Task description:
Without the pictures, give the entries below again exactly as written.

━━━━━━━━━━

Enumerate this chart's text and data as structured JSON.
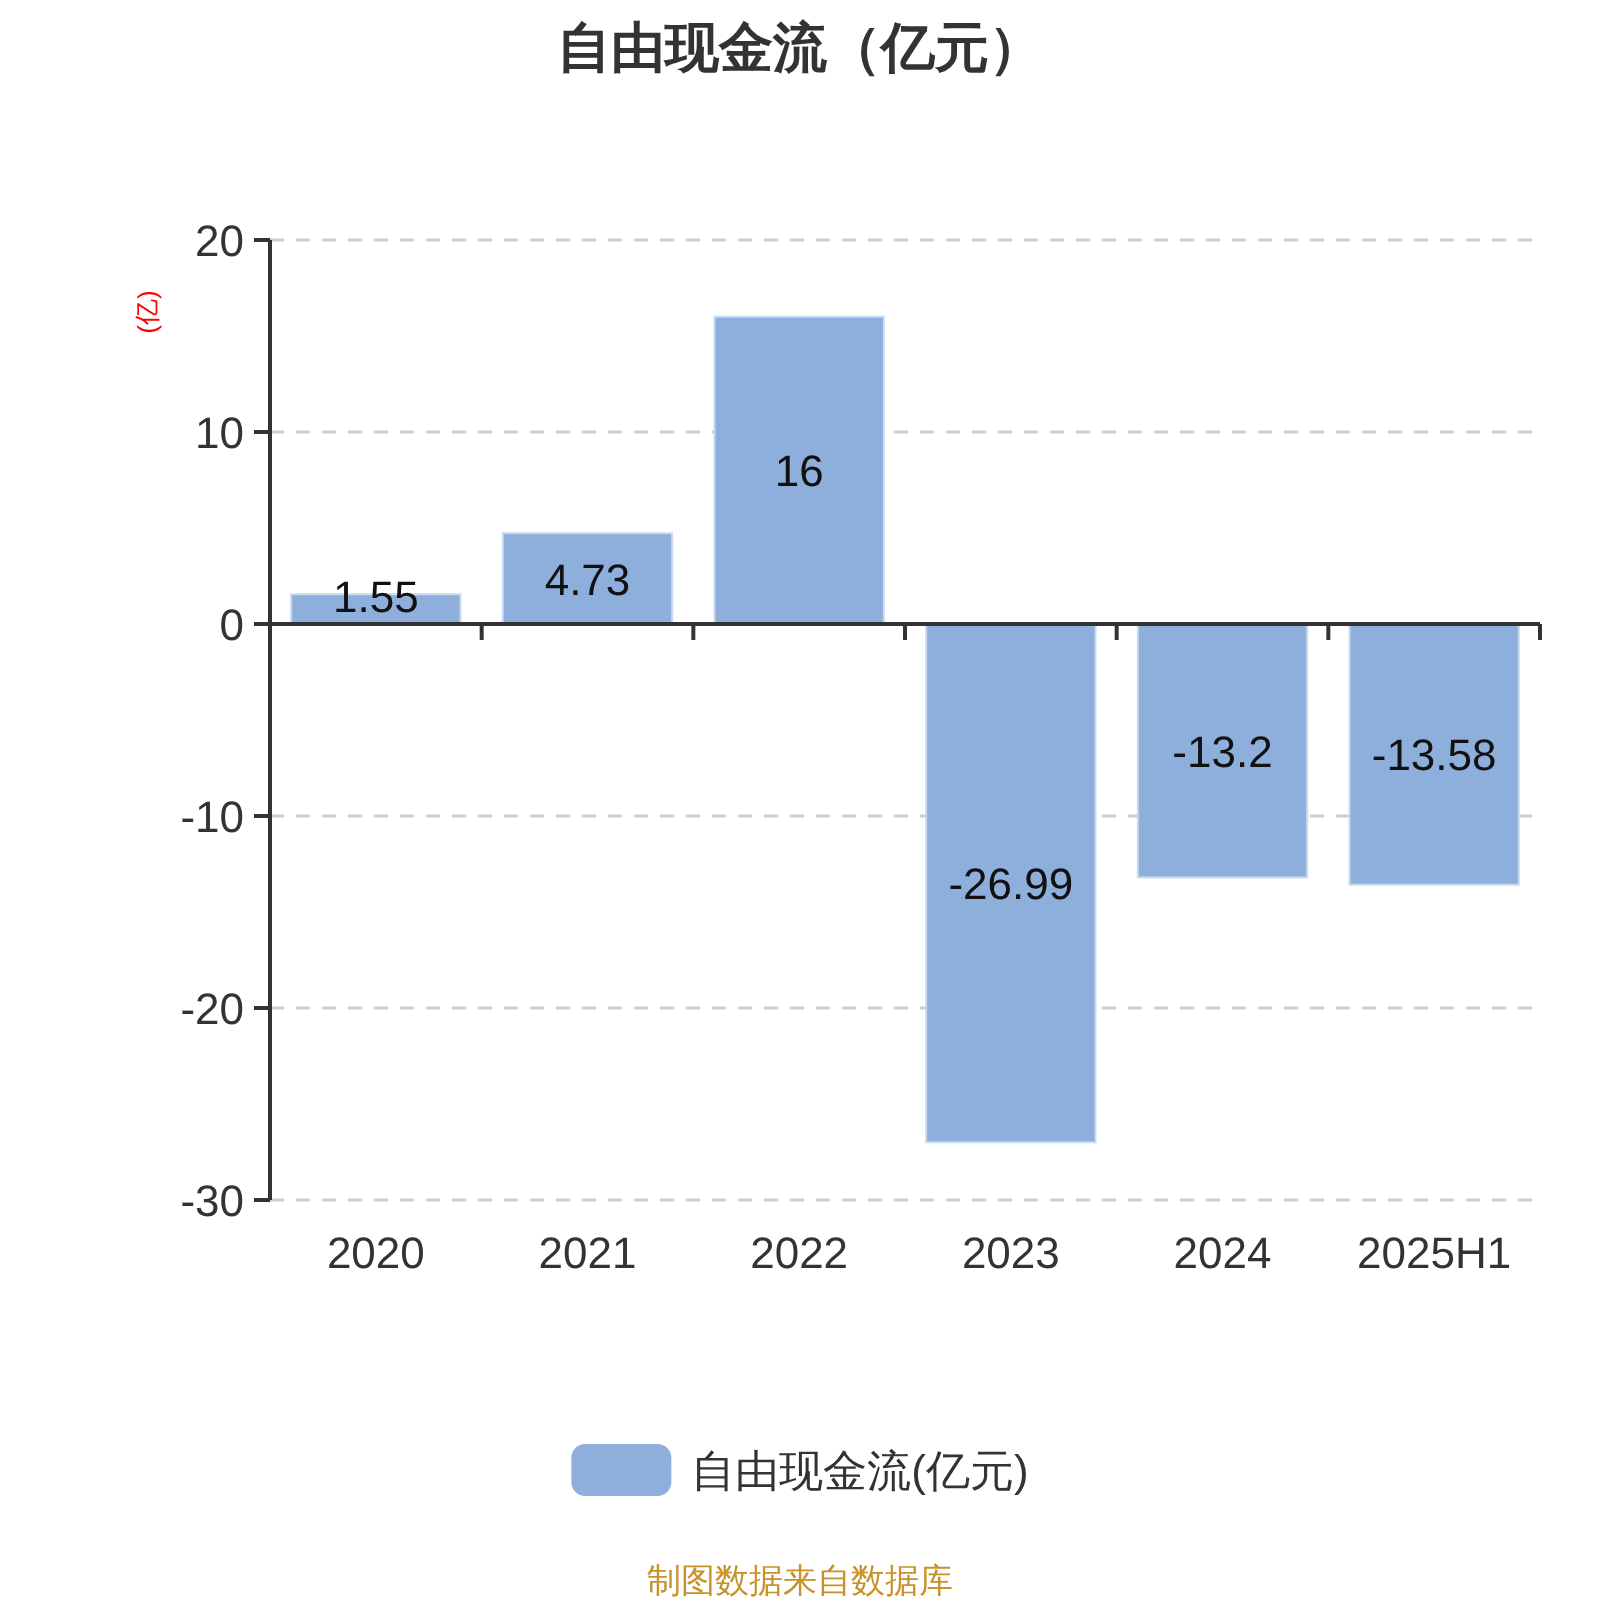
{
  "chart_data": {
    "type": "bar",
    "title": "自由现金流（亿元）",
    "ylabel": "(亿)",
    "categories": [
      "2020",
      "2021",
      "2022",
      "2023",
      "2024",
      "2025H1"
    ],
    "series": [
      {
        "name": "自由现金流(亿元)",
        "color": "#8eaedb",
        "values": [
          1.55,
          4.73,
          16,
          -26.99,
          -13.2,
          -13.58
        ]
      }
    ],
    "ylim": [
      -30,
      20
    ],
    "yticks": [
      -30,
      -20,
      -10,
      0,
      10,
      20
    ],
    "grid": "y",
    "data_labels": true,
    "legend": "bottom",
    "annotations": [
      "制图数据来自数据库"
    ]
  }
}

━━━━━━━━━━

Final result:
Enumerate this chart's text and data as structured JSON.
{
  "chart_data": {
    "type": "bar",
    "title": "自由现金流（亿元）",
    "ylabel": "(亿)",
    "categories": [
      "2020",
      "2021",
      "2022",
      "2023",
      "2024",
      "2025H1"
    ],
    "series": [
      {
        "name": "自由现金流(亿元)",
        "color": "#8eaedb",
        "values": [
          1.55,
          4.73,
          16,
          -26.99,
          -13.2,
          -13.58
        ]
      }
    ],
    "ylim": [
      -30,
      20
    ],
    "yticks": [
      -30,
      -20,
      -10,
      0,
      10,
      20
    ],
    "grid": "y",
    "data_labels": true,
    "legend": "bottom",
    "annotations": [
      "制图数据来自数据库"
    ]
  }
}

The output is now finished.